*** Data rows ***
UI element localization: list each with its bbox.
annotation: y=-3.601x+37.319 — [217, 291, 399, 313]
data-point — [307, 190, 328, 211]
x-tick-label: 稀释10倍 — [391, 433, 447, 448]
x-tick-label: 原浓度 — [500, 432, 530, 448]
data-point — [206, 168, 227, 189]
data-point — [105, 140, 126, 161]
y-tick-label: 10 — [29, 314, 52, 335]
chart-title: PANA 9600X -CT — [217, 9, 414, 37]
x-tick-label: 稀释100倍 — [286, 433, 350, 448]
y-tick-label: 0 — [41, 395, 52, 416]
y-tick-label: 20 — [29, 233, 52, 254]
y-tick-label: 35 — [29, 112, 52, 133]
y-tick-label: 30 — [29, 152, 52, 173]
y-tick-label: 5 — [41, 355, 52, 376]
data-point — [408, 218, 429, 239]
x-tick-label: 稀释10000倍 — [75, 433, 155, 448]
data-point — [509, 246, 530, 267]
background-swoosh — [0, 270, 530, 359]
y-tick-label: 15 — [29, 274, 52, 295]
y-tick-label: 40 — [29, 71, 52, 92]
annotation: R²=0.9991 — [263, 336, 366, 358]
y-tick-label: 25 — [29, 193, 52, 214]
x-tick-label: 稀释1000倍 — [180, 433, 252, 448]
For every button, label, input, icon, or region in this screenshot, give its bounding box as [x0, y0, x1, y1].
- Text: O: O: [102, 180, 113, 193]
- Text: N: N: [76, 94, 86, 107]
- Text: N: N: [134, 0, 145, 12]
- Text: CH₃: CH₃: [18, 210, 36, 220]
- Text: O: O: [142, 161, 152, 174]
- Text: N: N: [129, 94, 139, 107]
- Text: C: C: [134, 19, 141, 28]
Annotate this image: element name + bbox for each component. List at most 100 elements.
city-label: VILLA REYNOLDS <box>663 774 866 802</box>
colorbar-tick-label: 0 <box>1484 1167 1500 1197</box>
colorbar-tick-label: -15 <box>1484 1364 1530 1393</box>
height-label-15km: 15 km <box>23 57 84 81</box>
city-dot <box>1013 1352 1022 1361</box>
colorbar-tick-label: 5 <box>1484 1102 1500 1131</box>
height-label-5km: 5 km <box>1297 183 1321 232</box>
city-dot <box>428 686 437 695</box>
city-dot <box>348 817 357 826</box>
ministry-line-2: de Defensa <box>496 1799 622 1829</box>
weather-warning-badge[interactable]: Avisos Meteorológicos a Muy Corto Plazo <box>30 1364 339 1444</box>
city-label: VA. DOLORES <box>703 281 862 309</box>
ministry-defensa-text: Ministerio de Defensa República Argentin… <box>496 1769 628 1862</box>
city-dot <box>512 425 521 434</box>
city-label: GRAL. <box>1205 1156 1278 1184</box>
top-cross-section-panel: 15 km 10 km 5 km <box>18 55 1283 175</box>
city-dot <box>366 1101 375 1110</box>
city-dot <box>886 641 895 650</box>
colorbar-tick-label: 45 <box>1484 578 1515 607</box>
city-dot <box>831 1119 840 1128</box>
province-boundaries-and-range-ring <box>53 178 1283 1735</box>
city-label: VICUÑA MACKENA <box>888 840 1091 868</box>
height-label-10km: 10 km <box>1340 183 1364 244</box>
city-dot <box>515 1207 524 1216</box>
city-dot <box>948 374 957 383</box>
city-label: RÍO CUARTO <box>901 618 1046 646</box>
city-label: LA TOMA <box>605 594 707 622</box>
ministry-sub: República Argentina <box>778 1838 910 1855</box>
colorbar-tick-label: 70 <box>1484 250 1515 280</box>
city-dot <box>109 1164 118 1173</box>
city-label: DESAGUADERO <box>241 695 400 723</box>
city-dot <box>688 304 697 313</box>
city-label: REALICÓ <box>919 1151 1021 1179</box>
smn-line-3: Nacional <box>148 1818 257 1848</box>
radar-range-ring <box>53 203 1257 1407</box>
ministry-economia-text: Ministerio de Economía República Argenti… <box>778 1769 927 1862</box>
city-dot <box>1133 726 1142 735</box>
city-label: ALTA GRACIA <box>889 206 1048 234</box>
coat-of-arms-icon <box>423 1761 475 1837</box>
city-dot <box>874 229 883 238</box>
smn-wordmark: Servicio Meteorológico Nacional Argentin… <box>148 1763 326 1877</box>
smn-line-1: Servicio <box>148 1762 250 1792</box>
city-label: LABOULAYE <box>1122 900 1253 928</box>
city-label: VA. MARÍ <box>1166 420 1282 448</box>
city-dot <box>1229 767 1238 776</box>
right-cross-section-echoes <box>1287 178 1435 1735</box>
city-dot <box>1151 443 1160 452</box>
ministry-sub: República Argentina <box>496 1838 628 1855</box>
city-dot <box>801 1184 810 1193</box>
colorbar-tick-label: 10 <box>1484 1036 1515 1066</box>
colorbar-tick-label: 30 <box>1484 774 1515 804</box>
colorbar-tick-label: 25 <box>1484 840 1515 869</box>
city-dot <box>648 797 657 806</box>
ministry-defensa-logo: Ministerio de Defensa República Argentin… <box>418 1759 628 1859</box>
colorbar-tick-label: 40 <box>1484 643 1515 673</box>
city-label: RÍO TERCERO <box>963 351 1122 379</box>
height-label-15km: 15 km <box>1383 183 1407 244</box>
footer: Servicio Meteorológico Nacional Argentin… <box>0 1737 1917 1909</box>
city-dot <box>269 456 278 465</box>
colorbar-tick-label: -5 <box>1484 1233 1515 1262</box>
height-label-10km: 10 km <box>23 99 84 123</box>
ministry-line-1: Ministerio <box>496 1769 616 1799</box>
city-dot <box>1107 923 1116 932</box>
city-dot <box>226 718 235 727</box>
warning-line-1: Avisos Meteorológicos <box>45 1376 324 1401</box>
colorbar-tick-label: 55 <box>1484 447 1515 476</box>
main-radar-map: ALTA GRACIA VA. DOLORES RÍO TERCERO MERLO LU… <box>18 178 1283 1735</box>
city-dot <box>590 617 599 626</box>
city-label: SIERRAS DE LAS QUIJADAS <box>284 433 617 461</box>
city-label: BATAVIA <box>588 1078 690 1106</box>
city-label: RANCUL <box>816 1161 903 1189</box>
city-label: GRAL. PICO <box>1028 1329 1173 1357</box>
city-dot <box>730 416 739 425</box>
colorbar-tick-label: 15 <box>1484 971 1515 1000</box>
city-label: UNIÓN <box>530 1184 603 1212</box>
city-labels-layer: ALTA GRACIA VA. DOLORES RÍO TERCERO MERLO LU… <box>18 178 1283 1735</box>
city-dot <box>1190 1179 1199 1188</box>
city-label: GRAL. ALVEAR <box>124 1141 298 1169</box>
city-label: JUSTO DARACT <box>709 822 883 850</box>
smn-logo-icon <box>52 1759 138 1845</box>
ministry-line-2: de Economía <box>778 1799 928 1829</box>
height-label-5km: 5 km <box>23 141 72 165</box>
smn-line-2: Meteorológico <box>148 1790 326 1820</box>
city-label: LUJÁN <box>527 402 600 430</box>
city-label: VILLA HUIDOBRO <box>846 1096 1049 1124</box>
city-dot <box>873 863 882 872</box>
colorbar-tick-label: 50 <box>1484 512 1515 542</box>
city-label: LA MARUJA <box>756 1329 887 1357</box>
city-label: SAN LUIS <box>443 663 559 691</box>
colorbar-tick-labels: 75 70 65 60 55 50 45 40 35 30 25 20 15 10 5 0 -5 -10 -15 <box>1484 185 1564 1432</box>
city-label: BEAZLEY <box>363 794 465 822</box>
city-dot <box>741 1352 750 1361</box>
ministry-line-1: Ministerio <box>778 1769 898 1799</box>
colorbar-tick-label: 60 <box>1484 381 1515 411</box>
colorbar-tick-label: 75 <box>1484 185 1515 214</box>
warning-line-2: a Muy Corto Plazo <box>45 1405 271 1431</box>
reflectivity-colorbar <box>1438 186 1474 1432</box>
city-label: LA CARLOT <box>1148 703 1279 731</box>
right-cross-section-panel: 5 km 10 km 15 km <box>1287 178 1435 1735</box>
***
Reproduce the listing word for word, from its first line through the line containing "ministry-line-2: de Defensa", including both of those lines.

UI element localization: list each with its bbox.
annotation: y=-3.601x+37.319 — [217, 291, 399, 313]
data-point — [307, 190, 328, 211]
x-tick-label: 稀释10倍 — [391, 433, 447, 448]
x-tick-label: 原浓度 — [500, 432, 530, 448]
data-point — [206, 168, 227, 189]
data-point — [105, 140, 126, 161]
y-tick-label: 10 — [29, 314, 52, 335]
chart-title: PANA 9600X -CT — [217, 9, 414, 37]
x-tick-label: 稀释100倍 — [286, 433, 350, 448]
y-tick-label: 0 — [41, 395, 52, 416]
y-tick-label: 20 — [29, 233, 52, 254]
y-tick-label: 35 — [29, 112, 52, 133]
y-tick-label: 30 — [29, 152, 52, 173]
y-tick-label: 5 — [41, 355, 52, 376]
data-point — [408, 218, 429, 239]
x-tick-label: 稀释10000倍 — [75, 433, 155, 448]
data-point — [509, 246, 530, 267]
background-swoosh — [0, 270, 530, 359]
y-tick-label: 15 — [29, 274, 52, 295]
y-tick-label: 40 — [29, 71, 52, 92]
annotation: R²=0.9991 — [263, 336, 366, 358]
y-tick-label: 25 — [29, 193, 52, 214]
x-tick-label: 稀释1000倍 — [180, 433, 252, 448]
For every button, label, input, icon, or region in this screenshot, give its bounding box as [x0, y0, x1, y1].
- Text: O: O: [102, 180, 113, 193]
- Text: N: N: [76, 94, 86, 107]
- Text: N: N: [134, 0, 145, 12]
- Text: CH₃: CH₃: [18, 210, 36, 220]
- Text: O: O: [142, 161, 152, 174]
- Text: N: N: [129, 94, 139, 107]
- Text: C: C: [134, 19, 141, 28]
Annotate this image: element name + bbox for each component. List at most 100 elements.
city-label: VILLA REYNOLDS <box>663 774 866 802</box>
colorbar-tick-label: 0 <box>1484 1167 1500 1197</box>
colorbar-tick-label: -15 <box>1484 1364 1530 1393</box>
height-label-15km: 15 km <box>23 57 84 81</box>
city-dot <box>1013 1352 1022 1361</box>
colorbar-tick-label: 5 <box>1484 1102 1500 1131</box>
height-label-5km: 5 km <box>1297 183 1321 232</box>
city-dot <box>428 686 437 695</box>
city-dot <box>348 817 357 826</box>
ministry-line-2: de Defensa <box>496 1799 622 1829</box>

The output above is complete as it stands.